Text segment:
□ □ □ □
When grandmother was getting old and weak, my family bought her a telephone so I could save time and the trouble of traveling to her home by making phone calls instead. Later we bought her a television so she could watch modern dramas by herself. Then grandma must have been, we assumed, very contented and happy.
But I never really knew how grandma felt. She silently passed away without a word one night. When I heard about her death, a chilling pain pierced my empty heart. The pain grew even sharper as I tried to remember in detail exactly how grandma looked and I failed completely! How could I remember? I had not visited her for ages—it seemed like a century! My memories of her dissolved into thin air and leaked away like water.
Even though I have a telephone, can she hear me now?
Even though I might be on television, can she see me now?
Even though I have modern telecommunications, can she still communicate with me now?
With all these “tele”s, I was powerless.
□ □ □ □
Material for the task:
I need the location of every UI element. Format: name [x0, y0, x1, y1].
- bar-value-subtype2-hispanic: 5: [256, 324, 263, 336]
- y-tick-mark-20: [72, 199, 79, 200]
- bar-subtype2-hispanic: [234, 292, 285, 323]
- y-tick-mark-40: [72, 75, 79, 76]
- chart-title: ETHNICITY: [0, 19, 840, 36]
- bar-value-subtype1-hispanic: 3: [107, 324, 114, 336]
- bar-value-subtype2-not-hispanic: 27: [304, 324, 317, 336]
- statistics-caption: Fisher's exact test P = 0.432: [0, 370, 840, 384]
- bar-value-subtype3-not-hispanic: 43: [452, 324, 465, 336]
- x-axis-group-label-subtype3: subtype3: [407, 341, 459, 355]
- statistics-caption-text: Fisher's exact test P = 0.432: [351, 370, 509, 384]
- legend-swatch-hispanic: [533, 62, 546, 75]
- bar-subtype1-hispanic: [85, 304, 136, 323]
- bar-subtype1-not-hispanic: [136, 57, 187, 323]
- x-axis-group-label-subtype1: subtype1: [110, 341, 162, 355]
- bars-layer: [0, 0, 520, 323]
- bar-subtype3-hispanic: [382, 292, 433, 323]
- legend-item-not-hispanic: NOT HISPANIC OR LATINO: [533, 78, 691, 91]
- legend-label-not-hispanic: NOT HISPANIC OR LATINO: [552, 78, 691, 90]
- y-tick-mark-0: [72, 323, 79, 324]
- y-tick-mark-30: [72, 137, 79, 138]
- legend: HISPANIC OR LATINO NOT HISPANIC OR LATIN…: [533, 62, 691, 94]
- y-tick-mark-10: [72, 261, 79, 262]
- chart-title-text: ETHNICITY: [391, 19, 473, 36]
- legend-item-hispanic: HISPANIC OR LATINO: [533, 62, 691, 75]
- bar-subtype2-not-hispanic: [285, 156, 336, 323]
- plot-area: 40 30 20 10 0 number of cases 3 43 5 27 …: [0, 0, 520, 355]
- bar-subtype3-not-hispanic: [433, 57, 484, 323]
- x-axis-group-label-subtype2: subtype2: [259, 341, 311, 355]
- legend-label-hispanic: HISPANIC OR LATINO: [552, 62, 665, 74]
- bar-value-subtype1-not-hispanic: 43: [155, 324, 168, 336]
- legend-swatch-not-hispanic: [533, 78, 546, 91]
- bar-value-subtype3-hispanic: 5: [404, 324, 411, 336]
□ □ □ □
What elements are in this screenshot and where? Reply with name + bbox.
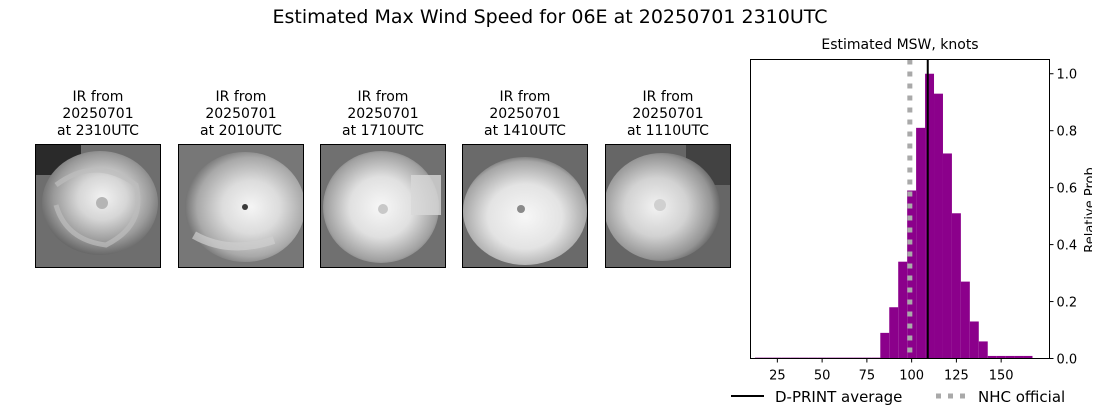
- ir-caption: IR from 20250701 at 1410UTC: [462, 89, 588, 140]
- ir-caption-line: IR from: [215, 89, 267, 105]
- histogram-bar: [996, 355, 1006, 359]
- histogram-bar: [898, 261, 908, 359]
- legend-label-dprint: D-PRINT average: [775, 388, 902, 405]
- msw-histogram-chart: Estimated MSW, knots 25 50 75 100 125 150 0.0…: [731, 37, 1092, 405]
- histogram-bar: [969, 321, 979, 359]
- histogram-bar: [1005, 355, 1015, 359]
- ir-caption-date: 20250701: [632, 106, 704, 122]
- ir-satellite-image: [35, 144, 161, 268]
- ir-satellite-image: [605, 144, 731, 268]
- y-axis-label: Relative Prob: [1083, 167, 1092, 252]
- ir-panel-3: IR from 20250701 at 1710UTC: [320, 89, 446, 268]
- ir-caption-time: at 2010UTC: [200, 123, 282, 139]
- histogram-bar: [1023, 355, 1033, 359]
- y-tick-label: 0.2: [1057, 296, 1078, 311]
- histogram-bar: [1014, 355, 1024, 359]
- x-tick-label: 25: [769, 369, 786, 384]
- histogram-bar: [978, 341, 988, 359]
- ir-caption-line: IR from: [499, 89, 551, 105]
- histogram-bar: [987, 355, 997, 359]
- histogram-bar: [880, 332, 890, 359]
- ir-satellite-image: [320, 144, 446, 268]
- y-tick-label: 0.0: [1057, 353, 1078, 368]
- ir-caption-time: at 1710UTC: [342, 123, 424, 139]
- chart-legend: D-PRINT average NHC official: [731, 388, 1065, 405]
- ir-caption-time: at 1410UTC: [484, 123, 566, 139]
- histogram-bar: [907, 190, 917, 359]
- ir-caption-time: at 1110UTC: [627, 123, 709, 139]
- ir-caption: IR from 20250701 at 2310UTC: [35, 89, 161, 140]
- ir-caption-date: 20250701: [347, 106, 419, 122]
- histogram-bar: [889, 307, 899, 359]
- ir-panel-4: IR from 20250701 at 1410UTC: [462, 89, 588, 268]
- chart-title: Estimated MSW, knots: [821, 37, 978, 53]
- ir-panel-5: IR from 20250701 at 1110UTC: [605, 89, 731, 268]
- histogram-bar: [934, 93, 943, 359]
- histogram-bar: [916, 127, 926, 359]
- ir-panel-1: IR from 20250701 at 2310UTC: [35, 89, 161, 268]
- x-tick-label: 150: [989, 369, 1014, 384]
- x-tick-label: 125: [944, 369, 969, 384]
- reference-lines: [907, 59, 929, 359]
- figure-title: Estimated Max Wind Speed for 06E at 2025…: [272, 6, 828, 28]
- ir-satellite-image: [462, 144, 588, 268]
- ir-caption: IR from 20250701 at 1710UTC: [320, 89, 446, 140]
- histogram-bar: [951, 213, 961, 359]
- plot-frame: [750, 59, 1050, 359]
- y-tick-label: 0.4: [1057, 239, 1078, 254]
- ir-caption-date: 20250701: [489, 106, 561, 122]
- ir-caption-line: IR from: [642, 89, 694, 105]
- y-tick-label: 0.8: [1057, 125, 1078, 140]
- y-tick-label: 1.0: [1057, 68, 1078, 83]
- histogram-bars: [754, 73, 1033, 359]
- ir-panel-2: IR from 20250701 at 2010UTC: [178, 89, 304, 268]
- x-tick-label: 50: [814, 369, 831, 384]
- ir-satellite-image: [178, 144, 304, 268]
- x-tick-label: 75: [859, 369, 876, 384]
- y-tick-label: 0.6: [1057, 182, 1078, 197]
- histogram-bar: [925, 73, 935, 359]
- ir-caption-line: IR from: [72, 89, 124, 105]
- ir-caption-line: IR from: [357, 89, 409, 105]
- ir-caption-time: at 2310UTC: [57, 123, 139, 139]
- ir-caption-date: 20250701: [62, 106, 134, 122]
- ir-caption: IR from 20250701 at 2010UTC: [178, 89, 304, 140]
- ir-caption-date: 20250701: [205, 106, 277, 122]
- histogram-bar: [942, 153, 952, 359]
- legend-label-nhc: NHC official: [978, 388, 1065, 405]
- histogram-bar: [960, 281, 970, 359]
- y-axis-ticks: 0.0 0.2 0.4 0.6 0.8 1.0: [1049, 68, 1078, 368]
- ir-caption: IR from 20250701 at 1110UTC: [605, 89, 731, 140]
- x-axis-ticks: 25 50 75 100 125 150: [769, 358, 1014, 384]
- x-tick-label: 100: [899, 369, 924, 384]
□ □ □ □
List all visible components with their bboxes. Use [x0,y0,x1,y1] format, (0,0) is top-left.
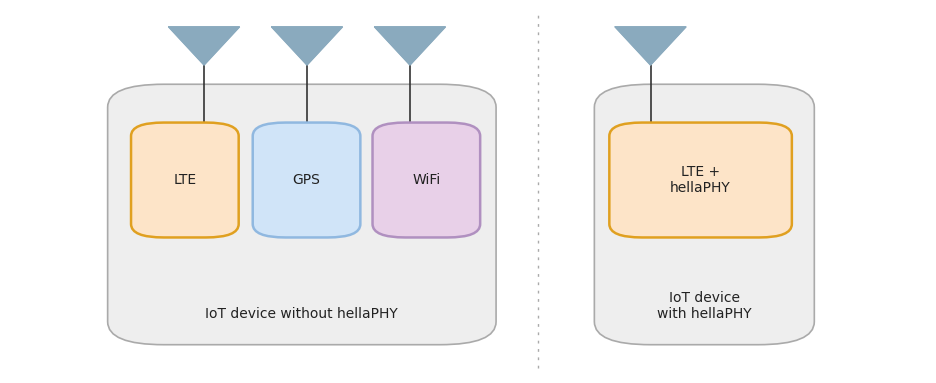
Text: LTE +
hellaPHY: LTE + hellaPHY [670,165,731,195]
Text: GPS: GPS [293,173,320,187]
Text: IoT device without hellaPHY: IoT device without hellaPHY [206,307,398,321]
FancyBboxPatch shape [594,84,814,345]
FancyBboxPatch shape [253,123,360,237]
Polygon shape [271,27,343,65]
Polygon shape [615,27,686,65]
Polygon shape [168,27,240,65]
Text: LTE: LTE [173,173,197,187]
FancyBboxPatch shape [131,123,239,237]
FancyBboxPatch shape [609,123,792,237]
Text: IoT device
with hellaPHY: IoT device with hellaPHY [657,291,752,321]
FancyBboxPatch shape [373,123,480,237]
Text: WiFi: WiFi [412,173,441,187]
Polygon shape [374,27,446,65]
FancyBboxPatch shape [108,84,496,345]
□ □ □ □
Aim 1: Rewrite the stretch of the passage about grandmother from "But I never" through "hear me now?", substituting "mist" for "thin air".
Aim 2: Locate every line of the records that contains the word "official", and copy each of those lines.
The records are unrelated to the passage about grandmother.

Full output 1:
But I never really knew how grandma felt. She silently passed away without a word one night. When I heard about her death, a chilling pain pierced my empty heart. The pain grew even sharper as I tried to remember in detail exactly how grandma looked and I failed completely! How could I remember? I had not visited her for ages—it seemed like a century! My memories of her dissolved into mist and leaked away like water.
Even though I have a telephone, can she hear me now?

Full output 2:
- chart-legend: D-PRINT average NHC official: [731, 388, 1065, 405]
- legend-label-nhc: NHC official: [978, 388, 1065, 405]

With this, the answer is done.